• **Provided records**
>>>
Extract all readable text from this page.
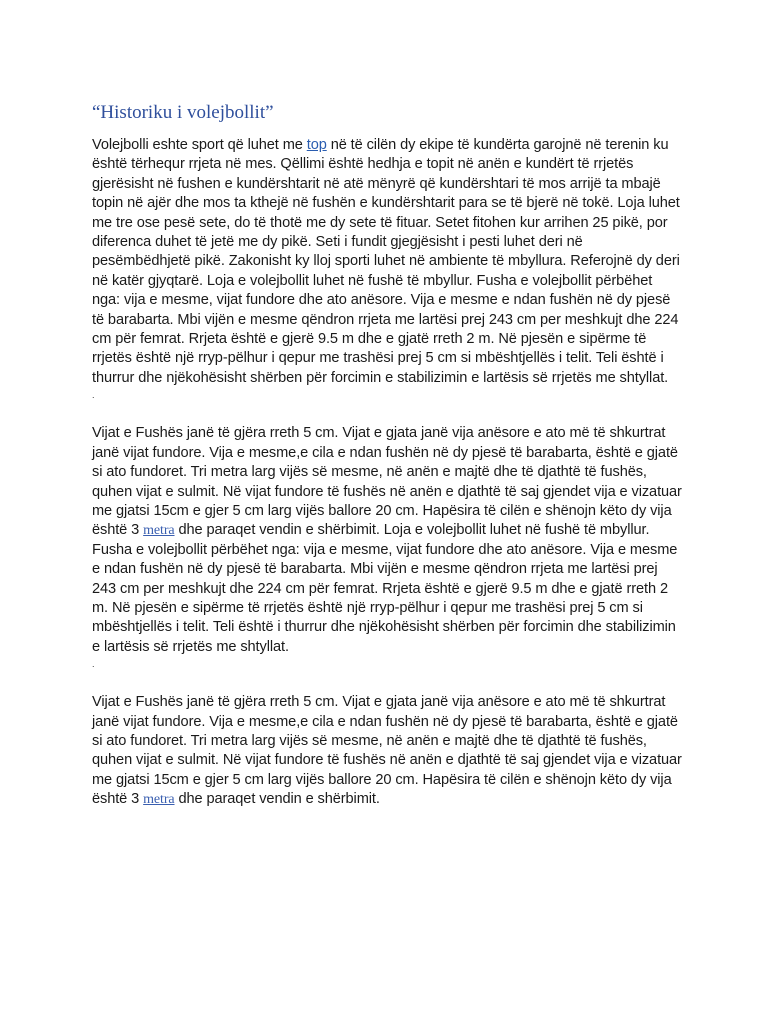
“Historiku i volejbollit”

Volejbolli eshte sport që luhet me top në të cilën dy ekipe të kundërta garojnë në terenin ku është tërhequr rrjeta në mes. Qëllimi është hedhja e topit në anën e kundërt të rrjetës gjerësisht në fushen e kundërshtarit në atë mënyrë që kundërshtari të mos arrijë ta mbajë topin në ajër dhe mos ta kthejë në fushën e kundërshtarit para se të bjerë në tokë. Loja luhet me tre ose pesë sete, do të thotë me dy sete të fituar. Setet fitohen kur arrihen 25 pikë, por diferenca duhet të jetë me dy pikë. Seti i fundit gjegjësisht i pesti luhet deri në pesëmbëdhjetë pikë. Zakonisht ky lloj sporti luhet në ambiente të mbyllura. Referojnë dy deri në katër gjyqtarë. Loja e volejbollit luhet në fushë të mbyllur. Fusha e volejbollit përbëhet nga: vija e mesme, vijat fundore dhe ato anësore. Vija e mesme e ndan fushën në dy pjesë të barabarta. Mbi vijën e mesme qëndron rrjeta me lartësi prej 243 cm per meshkujt dhe 224 cm për femrat. Rrjeta është e gjerë 9.5 m dhe e gjatë rreth 2 m. Në pjesën e sipërme të rrjetës është një rryp-pëlhur i qepur me trashësi prej 5 cm si mbështjellës i telit. Teli është i thurrur dhe njëkohësisht shërben për forcimin e stabilizimin e lartësis së rrjetës me shtyllat.

.

Vijat e Fushës janë të gjëra rreth 5 cm. Vijat e gjata janë vija anësore e ato më të shkurtrat janë vijat fundore. Vija e mesme,e cila e ndan fushën në dy pjesë të barabarta, është e gjatë si ato fundoret. Tri metra larg vijës së mesme, në anën e majtë dhe të djathtë të fushës, quhen vijat e sulmit. Në vijat fundore të fushës në anën e djathtë të saj gjendet vija e vizatuar me gjatsi 15cm e gjer 5 cm larg vijës ballore 20 cm. Hapësira të cilën e shënojn këto dy vija është 3 metra dhe paraqet vendin e shërbimit. Loja e volejbollit luhet në fushë të mbyllur. Fusha e volejbollit përbëhet nga: vija e mesme, vijat fundore dhe ato anësore. Vija e mesme e ndan fushën në dy pjesë të barabarta. Mbi vijën e mesme qëndron rrjeta me lartësi prej 243 cm per meshkujt dhe 224 cm për femrat. Rrjeta është e gjerë 9.5 m dhe e gjatë rreth 2 m. Në pjesën e sipërme të rrjetës është një rryp-pëlhur i qepur me trashësi prej 5 cm si mbështjellës i telit. Teli është i thurrur dhe njëkohësisht shërben për forcimin dhe stabilizimin e lartësis së rrjetës me shtyllat.

.

Vijat e Fushës janë të gjëra rreth 5 cm. Vijat e gjata janë vija anësore e ato më të shkurtrat janë vijat fundore. Vija e mesme,e cila e ndan fushën në dy pjesë të barabarta, është e gjatë si ato fundoret. Tri metra larg vijës së mesme, në anën e majtë dhe të djathtë të fushës, quhen vijat e sulmit. Në vijat fundore të fushës në anën e djathtë të saj gjendet vija e vizatuar me gjatsi 15cm e gjer 5 cm larg vijës ballore 20 cm. Hapësira të cilën e shënojn këto dy vija është 3 metra dhe paraqet vendin e shërbimit.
<<<
The records above must be echoed exactly, minus their pictures.

• **Task answer**
Extract all readable text from this page.
“Historiku i volejbollit”

Volejbolli eshte sport që luhet me top në të cilën dy ekipe të kundërta garojnë në terenin ku është tërhequr rrjeta në mes. Qëllimi është hedhja e topit në anën e kundërt të rrjetës gjerësisht në fushen e kundërshtarit në atë mënyrë që kundërshtari të mos arrijë ta mbajë topin në ajër dhe mos ta kthejë në fushën e kundërshtarit para se të bjerë në tokë. Loja luhet me tre ose pesë sete, do të thotë me dy sete të fituar. Setet fitohen kur arrihen 25 pikë, por diferenca duhet të jetë me dy pikë. Seti i fundit gjegjësisht i pesti luhet deri në pesëmbëdhjetë pikë. Zakonisht ky lloj sporti luhet në ambiente të mbyllura. Referojnë dy deri në katër gjyqtarë. Loja e volejbollit luhet në fushë të mbyllur. Fusha e volejbollit përbëhet nga: vija e mesme, vijat fundore dhe ato anësore. Vija e mesme e ndan fushën në dy pjesë të barabarta. Mbi vijën e mesme qëndron rrjeta me lartësi prej 243 cm per meshkujt dhe 224 cm për femrat. Rrjeta është e gjerë 9.5 m dhe e gjatë rreth 2 m. Në pjesën e sipërme të rrjetës është një rryp-pëlhur i qepur me trashësi prej 5 cm si mbështjellës i telit. Teli është i thurrur dhe njëkohësisht shërben për forcimin e stabilizimin e lartësis së rrjetës me shtyllat.

.

Vijat e Fushës janë të gjëra rreth 5 cm. Vijat e gjata janë vija anësore e ato më të shkurtrat janë vijat fundore. Vija e mesme,e cila e ndan fushën në dy pjesë të barabarta, është e gjatë si ato fundoret. Tri metra larg vijës së mesme, në anën e majtë dhe të djathtë të fushës, quhen vijat e sulmit. Në vijat fundore të fushës në anën e djathtë të saj gjendet vija e vizatuar me gjatsi 15cm e gjer 5 cm larg vijës ballore 20 cm. Hapësira të cilën e shënojn këto dy vija është 3 metra dhe paraqet vendin e shërbimit. Loja e volejbollit luhet në fushë të mbyllur. Fusha e volejbollit përbëhet nga: vija e mesme, vijat fundore dhe ato anësore. Vija e mesme e ndan fushën në dy pjesë të barabarta. Mbi vijën e mesme qëndron rrjeta me lartësi prej 243 cm per meshkujt dhe 224 cm për femrat. Rrjeta është e gjerë 9.5 m dhe e gjatë rreth 2 m. Në pjesën e sipërme të rrjetës është një rryp-pëlhur i qepur me trashësi prej 5 cm si mbështjellës i telit. Teli është i thurrur dhe njëkohësisht shërben për forcimin dhe stabilizimin e lartësis së rrjetës me shtyllat.

.

Vijat e Fushës janë të gjëra rreth 5 cm. Vijat e gjata janë vija anësore e ato më të shkurtrat janë vijat fundore. Vija e mesme,e cila e ndan fushën në dy pjesë të barabarta, është e gjatë si ato fundoret. Tri metra larg vijës së mesme, në anën e majtë dhe të djathtë të fushës, quhen vijat e sulmit. Në vijat fundore të fushës në anën e djathtë të saj gjendet vija e vizatuar me gjatsi 15cm e gjer 5 cm larg vijës ballore 20 cm. Hapësira të cilën e shënojn këto dy vija është 3 metra dhe paraqet vendin e shërbimit.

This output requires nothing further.